**WRITTEN REQUEST:**
Which lines in the records below contain the word "text"? Copy each of them.

**RECORD EXCERPTS:**
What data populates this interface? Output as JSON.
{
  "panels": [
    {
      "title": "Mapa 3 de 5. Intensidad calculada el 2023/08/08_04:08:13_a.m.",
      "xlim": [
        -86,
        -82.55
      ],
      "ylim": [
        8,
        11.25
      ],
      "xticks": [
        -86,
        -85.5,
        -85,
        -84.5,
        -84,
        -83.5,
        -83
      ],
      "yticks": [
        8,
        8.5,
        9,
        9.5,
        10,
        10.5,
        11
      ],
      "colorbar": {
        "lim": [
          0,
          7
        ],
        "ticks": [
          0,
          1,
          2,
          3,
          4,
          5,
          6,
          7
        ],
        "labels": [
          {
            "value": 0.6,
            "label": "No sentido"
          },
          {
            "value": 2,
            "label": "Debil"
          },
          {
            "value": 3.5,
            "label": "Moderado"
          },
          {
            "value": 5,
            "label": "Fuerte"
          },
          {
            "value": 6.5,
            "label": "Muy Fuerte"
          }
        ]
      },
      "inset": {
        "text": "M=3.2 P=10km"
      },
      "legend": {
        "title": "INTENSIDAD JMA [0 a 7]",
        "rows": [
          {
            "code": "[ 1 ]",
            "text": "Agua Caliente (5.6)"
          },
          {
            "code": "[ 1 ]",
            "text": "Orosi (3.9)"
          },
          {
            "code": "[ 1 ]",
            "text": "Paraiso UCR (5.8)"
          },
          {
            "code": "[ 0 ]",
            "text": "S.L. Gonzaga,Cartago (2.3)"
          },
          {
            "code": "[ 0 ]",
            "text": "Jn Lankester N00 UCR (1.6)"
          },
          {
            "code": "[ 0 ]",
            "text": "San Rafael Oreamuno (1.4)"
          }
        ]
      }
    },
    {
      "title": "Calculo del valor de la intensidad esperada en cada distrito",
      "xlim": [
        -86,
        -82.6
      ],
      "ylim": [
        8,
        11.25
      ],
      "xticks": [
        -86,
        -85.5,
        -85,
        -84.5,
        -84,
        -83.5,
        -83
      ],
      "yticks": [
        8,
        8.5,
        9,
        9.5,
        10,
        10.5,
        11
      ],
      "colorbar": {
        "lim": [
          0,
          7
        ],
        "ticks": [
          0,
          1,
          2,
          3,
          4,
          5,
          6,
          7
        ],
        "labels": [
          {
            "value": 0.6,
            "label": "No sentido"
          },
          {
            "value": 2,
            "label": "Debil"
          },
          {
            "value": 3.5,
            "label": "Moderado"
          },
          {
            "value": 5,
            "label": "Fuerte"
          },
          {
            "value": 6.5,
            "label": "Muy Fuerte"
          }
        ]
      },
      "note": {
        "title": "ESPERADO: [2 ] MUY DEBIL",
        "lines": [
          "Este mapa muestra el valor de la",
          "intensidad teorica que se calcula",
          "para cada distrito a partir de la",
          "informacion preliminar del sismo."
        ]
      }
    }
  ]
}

**OUTPUT FOR THIS TASK:**
        "text": "M=3.2 P=10km"
            "text": "Agua Caliente (5.6)"
            "text": "Orosi (3.9)"
            "text": "Paraiso UCR (5.8)"
            "text": "S.L. Gonzaga,Cartago (2.3)"
            "text": "Jn Lankester N00 UCR (1.6)"
            "text": "San Rafael Oreamuno (1.4)"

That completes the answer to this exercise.